§ **Written instruction**
Beneath this sentence is a set of records; write each of them out exactly.

** Start of Information shown **

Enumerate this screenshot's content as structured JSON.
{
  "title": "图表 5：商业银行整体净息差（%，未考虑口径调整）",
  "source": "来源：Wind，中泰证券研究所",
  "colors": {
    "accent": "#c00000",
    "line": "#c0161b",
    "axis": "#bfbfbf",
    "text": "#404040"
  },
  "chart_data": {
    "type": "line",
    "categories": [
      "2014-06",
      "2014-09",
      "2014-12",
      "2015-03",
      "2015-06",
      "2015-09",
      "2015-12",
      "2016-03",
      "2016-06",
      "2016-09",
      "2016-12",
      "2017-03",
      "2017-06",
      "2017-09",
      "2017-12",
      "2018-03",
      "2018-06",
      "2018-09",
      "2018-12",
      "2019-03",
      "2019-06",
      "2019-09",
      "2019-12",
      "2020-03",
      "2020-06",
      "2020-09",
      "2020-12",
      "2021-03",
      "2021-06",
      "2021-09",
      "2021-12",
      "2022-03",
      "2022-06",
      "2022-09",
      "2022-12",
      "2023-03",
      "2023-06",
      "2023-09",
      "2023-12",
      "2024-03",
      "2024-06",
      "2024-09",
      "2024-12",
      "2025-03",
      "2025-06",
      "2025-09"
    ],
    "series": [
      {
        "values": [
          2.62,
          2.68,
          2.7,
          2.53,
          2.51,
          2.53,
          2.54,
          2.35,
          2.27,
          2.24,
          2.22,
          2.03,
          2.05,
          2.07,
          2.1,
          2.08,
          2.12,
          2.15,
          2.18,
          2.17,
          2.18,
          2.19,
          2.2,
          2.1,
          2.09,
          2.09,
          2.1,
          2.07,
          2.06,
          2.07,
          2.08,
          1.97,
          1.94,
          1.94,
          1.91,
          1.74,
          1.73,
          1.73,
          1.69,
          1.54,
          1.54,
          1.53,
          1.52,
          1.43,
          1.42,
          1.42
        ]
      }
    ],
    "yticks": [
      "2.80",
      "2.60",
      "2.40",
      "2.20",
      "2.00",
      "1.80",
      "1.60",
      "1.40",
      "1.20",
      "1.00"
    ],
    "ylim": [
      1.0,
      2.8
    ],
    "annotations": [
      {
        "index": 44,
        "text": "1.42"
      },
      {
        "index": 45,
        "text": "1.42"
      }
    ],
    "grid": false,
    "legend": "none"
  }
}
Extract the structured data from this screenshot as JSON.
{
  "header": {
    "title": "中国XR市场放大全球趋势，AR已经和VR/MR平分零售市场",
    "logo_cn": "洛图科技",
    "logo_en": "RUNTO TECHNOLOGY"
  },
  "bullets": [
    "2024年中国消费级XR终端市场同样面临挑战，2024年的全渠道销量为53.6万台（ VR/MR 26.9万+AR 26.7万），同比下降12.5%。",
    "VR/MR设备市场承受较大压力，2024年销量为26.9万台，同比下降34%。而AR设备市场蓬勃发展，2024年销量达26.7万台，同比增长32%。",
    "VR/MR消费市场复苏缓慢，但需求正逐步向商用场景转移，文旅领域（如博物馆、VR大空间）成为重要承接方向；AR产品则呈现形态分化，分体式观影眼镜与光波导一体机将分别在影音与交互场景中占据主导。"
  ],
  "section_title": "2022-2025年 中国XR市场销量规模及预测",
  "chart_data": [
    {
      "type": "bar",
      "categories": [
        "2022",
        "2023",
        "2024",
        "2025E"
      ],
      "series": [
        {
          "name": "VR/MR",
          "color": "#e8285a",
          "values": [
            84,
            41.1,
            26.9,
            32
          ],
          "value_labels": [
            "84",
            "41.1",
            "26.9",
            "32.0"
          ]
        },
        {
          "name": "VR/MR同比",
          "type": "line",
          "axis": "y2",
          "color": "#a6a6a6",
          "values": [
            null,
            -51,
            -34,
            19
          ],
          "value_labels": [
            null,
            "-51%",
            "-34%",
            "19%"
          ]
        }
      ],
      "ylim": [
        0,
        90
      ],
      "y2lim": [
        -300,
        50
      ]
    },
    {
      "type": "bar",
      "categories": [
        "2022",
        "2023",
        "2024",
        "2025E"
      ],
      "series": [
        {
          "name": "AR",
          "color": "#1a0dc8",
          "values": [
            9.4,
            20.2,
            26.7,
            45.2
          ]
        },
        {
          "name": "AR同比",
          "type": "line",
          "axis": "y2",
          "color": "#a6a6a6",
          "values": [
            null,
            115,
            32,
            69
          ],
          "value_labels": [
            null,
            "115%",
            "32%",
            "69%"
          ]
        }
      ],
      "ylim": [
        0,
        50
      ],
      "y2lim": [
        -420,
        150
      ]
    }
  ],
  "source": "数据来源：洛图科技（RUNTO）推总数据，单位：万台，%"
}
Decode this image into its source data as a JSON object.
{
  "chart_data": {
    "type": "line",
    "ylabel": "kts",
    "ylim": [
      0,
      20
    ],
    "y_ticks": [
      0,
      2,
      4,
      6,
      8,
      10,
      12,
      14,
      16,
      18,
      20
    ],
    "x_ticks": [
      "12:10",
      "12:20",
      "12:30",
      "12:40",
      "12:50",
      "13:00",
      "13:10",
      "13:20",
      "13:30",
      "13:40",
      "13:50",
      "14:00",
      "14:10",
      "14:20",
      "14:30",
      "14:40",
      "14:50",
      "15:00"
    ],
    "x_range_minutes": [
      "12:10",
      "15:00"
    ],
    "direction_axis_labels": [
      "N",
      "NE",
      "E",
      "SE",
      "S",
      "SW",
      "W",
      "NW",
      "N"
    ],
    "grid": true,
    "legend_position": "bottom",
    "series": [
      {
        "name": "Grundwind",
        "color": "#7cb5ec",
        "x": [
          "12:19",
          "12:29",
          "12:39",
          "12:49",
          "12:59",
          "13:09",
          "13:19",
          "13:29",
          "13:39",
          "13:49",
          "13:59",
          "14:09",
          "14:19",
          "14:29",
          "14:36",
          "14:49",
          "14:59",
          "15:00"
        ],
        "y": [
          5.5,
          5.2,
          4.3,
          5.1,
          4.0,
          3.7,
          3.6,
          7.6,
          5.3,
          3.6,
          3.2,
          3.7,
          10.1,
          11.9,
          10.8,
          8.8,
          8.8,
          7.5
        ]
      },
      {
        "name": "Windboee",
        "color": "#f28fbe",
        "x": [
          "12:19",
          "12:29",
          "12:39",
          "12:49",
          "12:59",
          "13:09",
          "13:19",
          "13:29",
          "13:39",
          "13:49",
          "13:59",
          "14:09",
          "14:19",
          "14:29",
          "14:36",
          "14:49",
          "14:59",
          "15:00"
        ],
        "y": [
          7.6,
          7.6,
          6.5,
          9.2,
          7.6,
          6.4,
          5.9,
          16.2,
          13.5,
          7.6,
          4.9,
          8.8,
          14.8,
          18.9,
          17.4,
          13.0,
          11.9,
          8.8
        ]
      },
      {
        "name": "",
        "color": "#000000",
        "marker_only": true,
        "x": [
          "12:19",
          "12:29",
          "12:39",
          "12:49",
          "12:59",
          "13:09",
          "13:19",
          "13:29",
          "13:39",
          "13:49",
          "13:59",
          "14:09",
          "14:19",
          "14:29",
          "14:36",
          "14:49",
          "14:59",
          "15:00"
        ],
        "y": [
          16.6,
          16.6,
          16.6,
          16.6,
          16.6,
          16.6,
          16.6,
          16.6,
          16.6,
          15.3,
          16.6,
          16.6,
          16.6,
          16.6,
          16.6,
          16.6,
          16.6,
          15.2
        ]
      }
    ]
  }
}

** End of Information shown **

§ **Task solution**
Enumerate this screenshot's content as structured JSON.
{
  "title": "图表 5：商业银行整体净息差（%，未考虑口径调整）",
  "source": "来源：Wind，中泰证券研究所",
  "colors": {
    "accent": "#c00000",
    "line": "#c0161b",
    "axis": "#bfbfbf",
    "text": "#404040"
  },
  "chart_data": {
    "type": "line",
    "categories": [
      "2014-06",
      "2014-09",
      "2014-12",
      "2015-03",
      "2015-06",
      "2015-09",
      "2015-12",
      "2016-03",
      "2016-06",
      "2016-09",
      "2016-12",
      "2017-03",
      "2017-06",
      "2017-09",
      "2017-12",
      "2018-03",
      "2018-06",
      "2018-09",
      "2018-12",
      "2019-03",
      "2019-06",
      "2019-09",
      "2019-12",
      "2020-03",
      "2020-06",
      "2020-09",
      "2020-12",
      "2021-03",
      "2021-06",
      "2021-09",
      "2021-12",
      "2022-03",
      "2022-06",
      "2022-09",
      "2022-12",
      "2023-03",
      "2023-06",
      "2023-09",
      "2023-12",
      "2024-03",
      "2024-06",
      "2024-09",
      "2024-12",
      "2025-03",
      "2025-06",
      "2025-09"
    ],
    "series": [
      {
        "values": [
          2.62,
          2.68,
          2.7,
          2.53,
          2.51,
          2.53,
          2.54,
          2.35,
          2.27,
          2.24,
          2.22,
          2.03,
          2.05,
          2.07,
          2.1,
          2.08,
          2.12,
          2.15,
          2.18,
          2.17,
          2.18,
          2.19,
          2.2,
          2.1,
          2.09,
          2.09,
          2.1,
          2.07,
          2.06,
          2.07,
          2.08,
          1.97,
          1.94,
          1.94,
          1.91,
          1.74,
          1.73,
          1.73,
          1.69,
          1.54,
          1.54,
          1.53,
          1.52,
          1.43,
          1.42,
          1.42
        ]
      }
    ],
    "yticks": [
      "2.80",
      "2.60",
      "2.40",
      "2.20",
      "2.00",
      "1.80",
      "1.60",
      "1.40",
      "1.20",
      "1.00"
    ],
    "ylim": [
      1.0,
      2.8
    ],
    "annotations": [
      {
        "index": 44,
        "text": "1.42"
      },
      {
        "index": 45,
        "text": "1.42"
      }
    ],
    "grid": false,
    "legend": "none"
  }
}
Extract the structured data from this screenshot as JSON.
{
  "header": {
    "title": "中国XR市场放大全球趋势，AR已经和VR/MR平分零售市场",
    "logo_cn": "洛图科技",
    "logo_en": "RUNTO TECHNOLOGY"
  },
  "bullets": [
    "2024年中国消费级XR终端市场同样面临挑战，2024年的全渠道销量为53.6万台（ VR/MR 26.9万+AR 26.7万），同比下降12.5%。",
    "VR/MR设备市场承受较大压力，2024年销量为26.9万台，同比下降34%。而AR设备市场蓬勃发展，2024年销量达26.7万台，同比增长32%。",
    "VR/MR消费市场复苏缓慢，但需求正逐步向商用场景转移，文旅领域（如博物馆、VR大空间）成为重要承接方向；AR产品则呈现形态分化，分体式观影眼镜与光波导一体机将分别在影音与交互场景中占据主导。"
  ],
  "section_title": "2022-2025年 中国XR市场销量规模及预测",
  "chart_data": [
    {
      "type": "bar",
      "categories": [
        "2022",
        "2023",
        "2024",
        "2025E"
      ],
      "series": [
        {
          "name": "VR/MR",
          "color": "#e8285a",
          "values": [
            84,
            41.1,
            26.9,
            32
          ],
          "value_labels": [
            "84",
            "41.1",
            "26.9",
            "32.0"
          ]
        },
        {
          "name": "VR/MR同比",
          "type": "line",
          "axis": "y2",
          "color": "#a6a6a6",
          "values": [
            null,
            -51,
            -34,
            19
          ],
          "value_labels": [
            null,
            "-51%",
            "-34%",
            "19%"
          ]
        }
      ],
      "ylim": [
        0,
        90
      ],
      "y2lim": [
        -300,
        50
      ]
    },
    {
      "type": "bar",
      "categories": [
        "2022",
        "2023",
        "2024",
        "2025E"
      ],
      "series": [
        {
          "name": "AR",
          "color": "#1a0dc8",
          "values": [
            9.4,
            20.2,
            26.7,
            45.2
          ]
        },
        {
          "name": "AR同比",
          "type": "line",
          "axis": "y2",
          "color": "#a6a6a6",
          "values": [
            null,
            115,
            32,
            69
          ],
          "value_labels": [
            null,
            "115%",
            "32%",
            "69%"
          ]
        }
      ],
      "ylim": [
        0,
        50
      ],
      "y2lim": [
        -420,
        150
      ]
    }
  ],
  "source": "数据来源：洛图科技（RUNTO）推总数据，单位：万台，%"
}
Decode this image into its source data as a JSON object.
{
  "chart_data": {
    "type": "line",
    "ylabel": "kts",
    "ylim": [
      0,
      20
    ],
    "y_ticks": [
      0,
      2,
      4,
      6,
      8,
      10,
      12,
      14,
      16,
      18,
      20
    ],
    "x_ticks": [
      "12:10",
      "12:20",
      "12:30",
      "12:40",
      "12:50",
      "13:00",
      "13:10",
      "13:20",
      "13:30",
      "13:40",
      "13:50",
      "14:00",
      "14:10",
      "14:20",
      "14:30",
      "14:40",
      "14:50",
      "15:00"
    ],
    "x_range_minutes": [
      "12:10",
      "15:00"
    ],
    "direction_axis_labels": [
      "N",
      "NE",
      "E",
      "SE",
      "S",
      "SW",
      "W",
      "NW",
      "N"
    ],
    "grid": true,
    "legend_position": "bottom",
    "series": [
      {
        "name": "Grundwind",
        "color": "#7cb5ec",
        "x": [
          "12:19",
          "12:29",
          "12:39",
          "12:49",
          "12:59",
          "13:09",
          "13:19",
          "13:29",
          "13:39",
          "13:49",
          "13:59",
          "14:09",
          "14:19",
          "14:29",
          "14:36",
          "14:49",
          "14:59",
          "15:00"
        ],
        "y": [
          5.5,
          5.2,
          4.3,
          5.1,
          4.0,
          3.7,
          3.6,
          7.6,
          5.3,
          3.6,
          3.2,
          3.7,
          10.1,
          11.9,
          10.8,
          8.8,
          8.8,
          7.5
        ]
      },
      {
        "name": "Windboee",
        "color": "#f28fbe",
        "x": [
          "12:19",
          "12:29",
          "12:39",
          "12:49",
          "12:59",
          "13:09",
          "13:19",
          "13:29",
          "13:39",
          "13:49",
          "13:59",
          "14:09",
          "14:19",
          "14:29",
          "14:36",
          "14:49",
          "14:59",
          "15:00"
        ],
        "y": [
          7.6,
          7.6,
          6.5,
          9.2,
          7.6,
          6.4,
          5.9,
          16.2,
          13.5,
          7.6,
          4.9,
          8.8,
          14.8,
          18.9,
          17.4,
          13.0,
          11.9,
          8.8
        ]
      },
      {
        "name": "",
        "color": "#000000",
        "marker_only": true,
        "x": [
          "12:19",
          "12:29",
          "12:39",
          "12:49",
          "12:59",
          "13:09",
          "13:19",
          "13:29",
          "13:39",
          "13:49",
          "13:59",
          "14:09",
          "14:19",
          "14:29",
          "14:36",
          "14:49",
          "14:59",
          "15:00"
        ],
        "y": [
          16.6,
          16.6,
          16.6,
          16.6,
          16.6,
          16.6,
          16.6,
          16.6,
          16.6,
          15.3,
          16.6,
          16.6,
          16.6,
          16.6,
          16.6,
          16.6,
          16.6,
          15.2
        ]
      }
    ]
  }
}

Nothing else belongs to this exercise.